-------- MATERIAL
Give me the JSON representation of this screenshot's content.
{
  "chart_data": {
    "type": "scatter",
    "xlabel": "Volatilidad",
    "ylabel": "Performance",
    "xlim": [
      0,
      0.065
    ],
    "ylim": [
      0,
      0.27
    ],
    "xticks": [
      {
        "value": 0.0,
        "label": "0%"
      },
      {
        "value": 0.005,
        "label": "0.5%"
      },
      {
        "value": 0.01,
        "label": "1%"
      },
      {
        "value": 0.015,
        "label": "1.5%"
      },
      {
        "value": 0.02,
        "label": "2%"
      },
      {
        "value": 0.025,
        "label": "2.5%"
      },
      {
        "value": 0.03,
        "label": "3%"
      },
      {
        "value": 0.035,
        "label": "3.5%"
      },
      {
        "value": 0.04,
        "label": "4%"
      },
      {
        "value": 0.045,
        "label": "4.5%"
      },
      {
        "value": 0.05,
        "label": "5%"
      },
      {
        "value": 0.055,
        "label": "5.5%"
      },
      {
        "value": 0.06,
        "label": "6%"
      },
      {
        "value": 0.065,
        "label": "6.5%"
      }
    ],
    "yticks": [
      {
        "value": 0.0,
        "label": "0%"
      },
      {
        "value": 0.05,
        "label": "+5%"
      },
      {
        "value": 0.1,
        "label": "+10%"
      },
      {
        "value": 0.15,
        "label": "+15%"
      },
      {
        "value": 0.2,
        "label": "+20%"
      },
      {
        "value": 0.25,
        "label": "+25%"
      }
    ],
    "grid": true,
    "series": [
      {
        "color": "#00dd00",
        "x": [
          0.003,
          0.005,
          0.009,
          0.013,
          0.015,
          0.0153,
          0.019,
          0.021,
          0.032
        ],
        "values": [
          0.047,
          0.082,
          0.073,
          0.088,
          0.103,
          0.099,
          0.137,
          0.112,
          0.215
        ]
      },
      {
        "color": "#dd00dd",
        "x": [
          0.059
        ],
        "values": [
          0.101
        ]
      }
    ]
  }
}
----------------
-------- MATERIAL
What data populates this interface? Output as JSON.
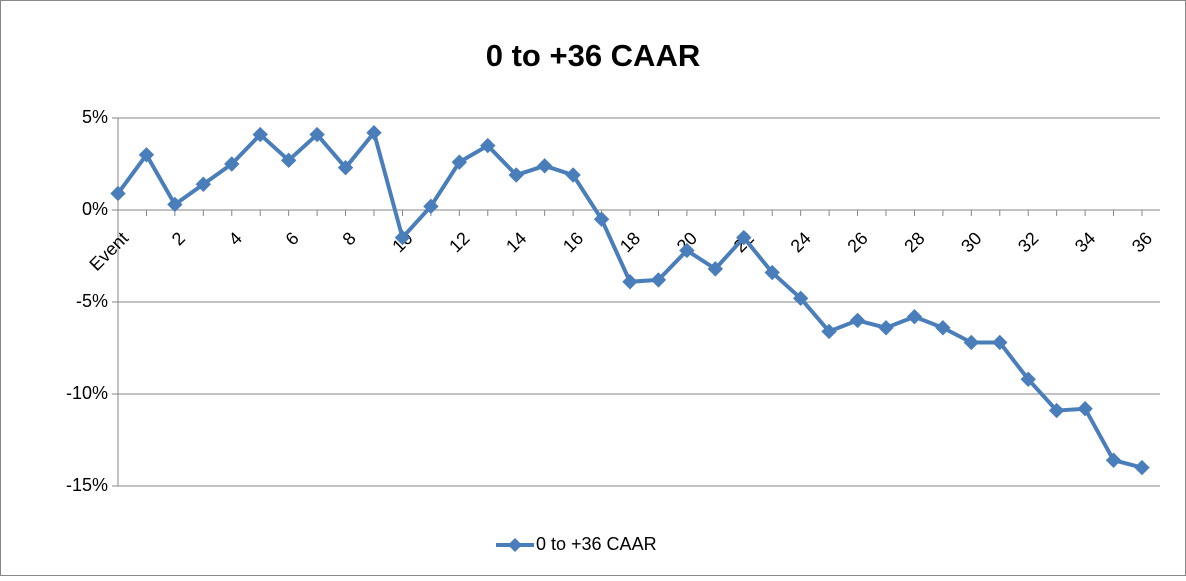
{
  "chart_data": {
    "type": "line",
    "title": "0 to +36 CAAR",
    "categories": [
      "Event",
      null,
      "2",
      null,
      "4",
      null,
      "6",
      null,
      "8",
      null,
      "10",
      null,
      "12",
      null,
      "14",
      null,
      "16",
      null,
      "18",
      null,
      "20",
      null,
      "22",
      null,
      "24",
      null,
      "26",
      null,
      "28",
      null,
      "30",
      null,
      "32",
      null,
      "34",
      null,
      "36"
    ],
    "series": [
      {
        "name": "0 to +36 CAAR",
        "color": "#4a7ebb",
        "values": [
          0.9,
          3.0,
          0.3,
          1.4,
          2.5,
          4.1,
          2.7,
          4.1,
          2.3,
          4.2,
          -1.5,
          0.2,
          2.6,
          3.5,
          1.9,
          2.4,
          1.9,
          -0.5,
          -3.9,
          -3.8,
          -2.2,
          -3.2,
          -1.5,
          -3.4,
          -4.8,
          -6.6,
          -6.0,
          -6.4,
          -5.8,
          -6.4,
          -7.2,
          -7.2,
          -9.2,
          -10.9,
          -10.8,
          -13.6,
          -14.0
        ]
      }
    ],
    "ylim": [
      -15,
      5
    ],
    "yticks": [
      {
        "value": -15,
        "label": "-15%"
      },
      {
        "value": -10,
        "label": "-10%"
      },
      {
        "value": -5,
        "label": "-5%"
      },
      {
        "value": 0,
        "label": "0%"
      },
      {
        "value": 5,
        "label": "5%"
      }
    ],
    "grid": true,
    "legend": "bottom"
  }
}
----------------
-- WORK TO BE COMPLETED --
Reproduce each line of the entries in which the word "color" is found.

-- ANSWER FOR THE TASK --
        "color": "#00dd00",
        "color": "#dd00dd",
        "color": "#4a7ebb",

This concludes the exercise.